====== Records to process
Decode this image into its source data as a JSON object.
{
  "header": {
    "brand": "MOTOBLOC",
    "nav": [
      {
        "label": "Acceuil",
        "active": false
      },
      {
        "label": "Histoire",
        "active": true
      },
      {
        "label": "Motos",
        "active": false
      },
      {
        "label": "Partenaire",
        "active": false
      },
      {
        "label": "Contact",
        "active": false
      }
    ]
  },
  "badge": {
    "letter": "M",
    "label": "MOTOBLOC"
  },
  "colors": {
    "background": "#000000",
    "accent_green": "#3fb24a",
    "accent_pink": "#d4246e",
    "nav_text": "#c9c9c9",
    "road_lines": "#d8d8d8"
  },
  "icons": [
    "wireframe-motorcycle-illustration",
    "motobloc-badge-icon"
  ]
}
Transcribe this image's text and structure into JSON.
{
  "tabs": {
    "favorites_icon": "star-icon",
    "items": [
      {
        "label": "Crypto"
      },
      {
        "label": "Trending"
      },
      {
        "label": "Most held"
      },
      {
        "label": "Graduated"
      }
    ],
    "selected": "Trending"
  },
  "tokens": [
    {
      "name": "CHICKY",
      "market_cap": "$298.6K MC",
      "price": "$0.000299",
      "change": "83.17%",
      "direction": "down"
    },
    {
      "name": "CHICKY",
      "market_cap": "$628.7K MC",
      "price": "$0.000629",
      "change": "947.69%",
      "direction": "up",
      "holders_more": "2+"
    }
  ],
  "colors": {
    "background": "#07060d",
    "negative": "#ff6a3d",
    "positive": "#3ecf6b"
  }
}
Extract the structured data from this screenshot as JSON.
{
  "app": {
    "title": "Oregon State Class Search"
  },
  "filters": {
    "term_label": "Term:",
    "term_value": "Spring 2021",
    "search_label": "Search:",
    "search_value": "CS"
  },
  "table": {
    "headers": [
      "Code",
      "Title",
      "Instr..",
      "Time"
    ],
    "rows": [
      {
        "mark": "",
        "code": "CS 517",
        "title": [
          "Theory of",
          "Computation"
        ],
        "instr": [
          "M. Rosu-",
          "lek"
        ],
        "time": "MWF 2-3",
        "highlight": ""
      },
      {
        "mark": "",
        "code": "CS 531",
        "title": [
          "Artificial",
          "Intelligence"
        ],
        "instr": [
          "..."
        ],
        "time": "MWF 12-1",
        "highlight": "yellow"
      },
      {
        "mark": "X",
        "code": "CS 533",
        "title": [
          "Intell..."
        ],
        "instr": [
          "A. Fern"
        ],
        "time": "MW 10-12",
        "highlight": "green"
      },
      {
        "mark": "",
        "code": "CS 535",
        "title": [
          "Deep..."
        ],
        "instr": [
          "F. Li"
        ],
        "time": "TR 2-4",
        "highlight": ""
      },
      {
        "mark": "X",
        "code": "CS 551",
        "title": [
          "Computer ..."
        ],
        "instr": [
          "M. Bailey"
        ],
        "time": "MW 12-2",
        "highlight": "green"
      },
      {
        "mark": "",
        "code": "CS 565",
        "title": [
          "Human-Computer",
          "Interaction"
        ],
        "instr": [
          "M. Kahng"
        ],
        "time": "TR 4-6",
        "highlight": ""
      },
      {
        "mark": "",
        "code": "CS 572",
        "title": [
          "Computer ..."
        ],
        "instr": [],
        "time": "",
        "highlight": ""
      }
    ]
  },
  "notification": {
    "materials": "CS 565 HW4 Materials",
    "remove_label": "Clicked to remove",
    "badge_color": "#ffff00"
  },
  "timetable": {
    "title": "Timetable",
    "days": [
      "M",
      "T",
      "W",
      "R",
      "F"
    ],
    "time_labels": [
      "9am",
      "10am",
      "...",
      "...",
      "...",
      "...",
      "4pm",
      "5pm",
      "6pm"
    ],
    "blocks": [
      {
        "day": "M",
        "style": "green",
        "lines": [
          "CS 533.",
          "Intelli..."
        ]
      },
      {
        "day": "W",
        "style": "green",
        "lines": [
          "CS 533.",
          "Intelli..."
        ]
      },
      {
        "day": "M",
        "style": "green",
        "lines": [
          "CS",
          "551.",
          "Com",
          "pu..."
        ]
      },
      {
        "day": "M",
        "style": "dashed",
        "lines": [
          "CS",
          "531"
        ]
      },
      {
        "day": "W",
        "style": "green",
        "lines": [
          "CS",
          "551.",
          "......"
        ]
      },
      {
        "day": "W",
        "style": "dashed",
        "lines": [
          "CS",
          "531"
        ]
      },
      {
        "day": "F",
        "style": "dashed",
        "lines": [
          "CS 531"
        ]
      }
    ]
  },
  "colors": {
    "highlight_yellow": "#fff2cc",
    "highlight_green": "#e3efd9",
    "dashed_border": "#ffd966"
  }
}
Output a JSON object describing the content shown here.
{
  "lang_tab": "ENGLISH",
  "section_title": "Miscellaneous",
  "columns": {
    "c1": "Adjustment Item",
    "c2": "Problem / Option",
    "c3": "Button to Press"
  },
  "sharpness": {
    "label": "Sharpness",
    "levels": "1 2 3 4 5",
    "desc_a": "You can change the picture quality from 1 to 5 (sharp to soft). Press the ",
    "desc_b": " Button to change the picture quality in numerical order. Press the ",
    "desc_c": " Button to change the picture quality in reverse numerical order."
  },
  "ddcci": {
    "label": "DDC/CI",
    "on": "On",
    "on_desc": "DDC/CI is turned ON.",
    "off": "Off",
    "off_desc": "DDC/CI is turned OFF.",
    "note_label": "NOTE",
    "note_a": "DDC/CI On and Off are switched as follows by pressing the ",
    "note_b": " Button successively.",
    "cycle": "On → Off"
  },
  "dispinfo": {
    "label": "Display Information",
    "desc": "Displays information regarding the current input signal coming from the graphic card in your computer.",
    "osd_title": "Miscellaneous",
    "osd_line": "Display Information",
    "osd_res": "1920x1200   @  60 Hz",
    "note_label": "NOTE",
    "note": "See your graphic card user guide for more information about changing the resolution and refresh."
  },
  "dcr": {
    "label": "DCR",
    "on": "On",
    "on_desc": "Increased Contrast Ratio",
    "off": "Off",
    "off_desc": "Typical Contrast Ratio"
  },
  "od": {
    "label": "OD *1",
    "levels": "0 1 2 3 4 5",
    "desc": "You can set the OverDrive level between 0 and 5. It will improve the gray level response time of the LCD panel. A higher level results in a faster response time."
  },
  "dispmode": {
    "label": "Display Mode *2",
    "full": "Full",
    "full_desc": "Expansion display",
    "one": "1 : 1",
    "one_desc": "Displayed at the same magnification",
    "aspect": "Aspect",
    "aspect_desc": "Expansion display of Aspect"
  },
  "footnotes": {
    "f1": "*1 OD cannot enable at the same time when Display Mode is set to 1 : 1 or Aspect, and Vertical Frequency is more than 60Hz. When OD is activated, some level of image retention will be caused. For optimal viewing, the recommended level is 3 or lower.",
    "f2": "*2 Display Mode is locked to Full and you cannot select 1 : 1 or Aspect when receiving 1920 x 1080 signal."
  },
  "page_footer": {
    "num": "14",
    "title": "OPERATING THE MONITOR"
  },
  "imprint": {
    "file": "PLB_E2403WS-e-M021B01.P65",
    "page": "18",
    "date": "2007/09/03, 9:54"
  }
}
============
* _What you have to do_: Retype the whole listing, matching it exactly.

* _Result below_:
Decode this image into its source data as a JSON object.
{
  "header": {
    "brand": "MOTOBLOC",
    "nav": [
      {
        "label": "Acceuil",
        "active": false
      },
      {
        "label": "Histoire",
        "active": true
      },
      {
        "label": "Motos",
        "active": false
      },
      {
        "label": "Partenaire",
        "active": false
      },
      {
        "label": "Contact",
        "active": false
      }
    ]
  },
  "badge": {
    "letter": "M",
    "label": "MOTOBLOC"
  },
  "colors": {
    "background": "#000000",
    "accent_green": "#3fb24a",
    "accent_pink": "#d4246e",
    "nav_text": "#c9c9c9",
    "road_lines": "#d8d8d8"
  },
  "icons": [
    "wireframe-motorcycle-illustration",
    "motobloc-badge-icon"
  ]
}
Transcribe this image's text and structure into JSON.
{
  "tabs": {
    "favorites_icon": "star-icon",
    "items": [
      {
        "label": "Crypto"
      },
      {
        "label": "Trending"
      },
      {
        "label": "Most held"
      },
      {
        "label": "Graduated"
      }
    ],
    "selected": "Trending"
  },
  "tokens": [
    {
      "name": "CHICKY",
      "market_cap": "$298.6K MC",
      "price": "$0.000299",
      "change": "83.17%",
      "direction": "down"
    },
    {
      "name": "CHICKY",
      "market_cap": "$628.7K MC",
      "price": "$0.000629",
      "change": "947.69%",
      "direction": "up",
      "holders_more": "2+"
    }
  ],
  "colors": {
    "background": "#07060d",
    "negative": "#ff6a3d",
    "positive": "#3ecf6b"
  }
}
Extract the structured data from this screenshot as JSON.
{
  "app": {
    "title": "Oregon State Class Search"
  },
  "filters": {
    "term_label": "Term:",
    "term_value": "Spring 2021",
    "search_label": "Search:",
    "search_value": "CS"
  },
  "table": {
    "headers": [
      "Code",
      "Title",
      "Instr..",
      "Time"
    ],
    "rows": [
      {
        "mark": "",
        "code": "CS 517",
        "title": [
          "Theory of",
          "Computation"
        ],
        "instr": [
          "M. Rosu-",
          "lek"
        ],
        "time": "MWF 2-3",
        "highlight": ""
      },
      {
        "mark": "",
        "code": "CS 531",
        "title": [
          "Artificial",
          "Intelligence"
        ],
        "instr": [
          "..."
        ],
        "time": "MWF 12-1",
        "highlight": "yellow"
      },
      {
        "mark": "X",
        "code": "CS 533",
        "title": [
          "Intell..."
        ],
        "instr": [
          "A. Fern"
        ],
        "time": "MW 10-12",
        "highlight": "green"
      },
      {
        "mark": "",
        "code": "CS 535",
        "title": [
          "Deep..."
        ],
        "instr": [
          "F. Li"
        ],
        "time": "TR 2-4",
        "highlight": ""
      },
      {
        "mark": "X",
        "code": "CS 551",
        "title": [
          "Computer ..."
        ],
        "instr": [
          "M. Bailey"
        ],
        "time": "MW 12-2",
        "highlight": "green"
      },
      {
        "mark": "",
        "code": "CS 565",
        "title": [
          "Human-Computer",
          "Interaction"
        ],
        "instr": [
          "M. Kahng"
        ],
        "time": "TR 4-6",
        "highlight": ""
      },
      {
        "mark": "",
        "code": "CS 572",
        "title": [
          "Computer ..."
        ],
        "instr": [],
        "time": "",
        "highlight": ""
      }
    ]
  },
  "notification": {
    "materials": "CS 565 HW4 Materials",
    "remove_label": "Clicked to remove",
    "badge_color": "#ffff00"
  },
  "timetable": {
    "title": "Timetable",
    "days": [
      "M",
      "T",
      "W",
      "R",
      "F"
    ],
    "time_labels": [
      "9am",
      "10am",
      "...",
      "...",
      "...",
      "...",
      "4pm",
      "5pm",
      "6pm"
    ],
    "blocks": [
      {
        "day": "M",
        "style": "green",
        "lines": [
          "CS 533.",
          "Intelli..."
        ]
      },
      {
        "day": "W",
        "style": "green",
        "lines": [
          "CS 533.",
          "Intelli..."
        ]
      },
      {
        "day": "M",
        "style": "green",
        "lines": [
          "CS",
          "551.",
          "Com",
          "pu..."
        ]
      },
      {
        "day": "M",
        "style": "dashed",
        "lines": [
          "CS",
          "531"
        ]
      },
      {
        "day": "W",
        "style": "green",
        "lines": [
          "CS",
          "551.",
          "......"
        ]
      },
      {
        "day": "W",
        "style": "dashed",
        "lines": [
          "CS",
          "531"
        ]
      },
      {
        "day": "F",
        "style": "dashed",
        "lines": [
          "CS 531"
        ]
      }
    ]
  },
  "colors": {
    "highlight_yellow": "#fff2cc",
    "highlight_green": "#e3efd9",
    "dashed_border": "#ffd966"
  }
}
Output a JSON object describing the content shown here.
{
  "lang_tab": "ENGLISH",
  "section_title": "Miscellaneous",
  "columns": {
    "c1": "Adjustment Item",
    "c2": "Problem / Option",
    "c3": "Button to Press"
  },
  "sharpness": {
    "label": "Sharpness",
    "levels": "1 2 3 4 5",
    "desc_a": "You can change the picture quality from 1 to 5 (sharp to soft). Press the ",
    "desc_b": " Button to change the picture quality in numerical order. Press the ",
    "desc_c": " Button to change the picture quality in reverse numerical order."
  },
  "ddcci": {
    "label": "DDC/CI",
    "on": "On",
    "on_desc": "DDC/CI is turned ON.",
    "off": "Off",
    "off_desc": "DDC/CI is turned OFF.",
    "note_label": "NOTE",
    "note_a": "DDC/CI On and Off are switched as follows by pressing the ",
    "note_b": " Button successively.",
    "cycle": "On → Off"
  },
  "dispinfo": {
    "label": "Display Information",
    "desc": "Displays information regarding the current input signal coming from the graphic card in your computer.",
    "osd_title": "Miscellaneous",
    "osd_line": "Display Information",
    "osd_res": "1920x1200   @  60 Hz",
    "note_label": "NOTE",
    "note": "See your graphic card user guide for more information about changing the resolution and refresh."
  },
  "dcr": {
    "label": "DCR",
    "on": "On",
    "on_desc": "Increased Contrast Ratio",
    "off": "Off",
    "off_desc": "Typical Contrast Ratio"
  },
  "od": {
    "label": "OD *1",
    "levels": "0 1 2 3 4 5",
    "desc": "You can set the OverDrive level between 0 and 5. It will improve the gray level response time of the LCD panel. A higher level results in a faster response time."
  },
  "dispmode": {
    "label": "Display Mode *2",
    "full": "Full",
    "full_desc": "Expansion display",
    "one": "1 : 1",
    "one_desc": "Displayed at the same magnification",
    "aspect": "Aspect",
    "aspect_desc": "Expansion display of Aspect"
  },
  "footnotes": {
    "f1": "*1 OD cannot enable at the same time when Display Mode is set to 1 : 1 or Aspect, and Vertical Frequency is more than 60Hz. When OD is activated, some level of image retention will be caused. For optimal viewing, the recommended level is 3 or lower.",
    "f2": "*2 Display Mode is locked to Full and you cannot select 1 : 1 or Aspect when receiving 1920 x 1080 signal."
  },
  "page_footer": {
    "num": "14",
    "title": "OPERATING THE MONITOR"
  },
  "imprint": {
    "file": "PLB_E2403WS-e-M021B01.P65",
    "page": "18",
    "date": "2007/09/03, 9:54"
  }
}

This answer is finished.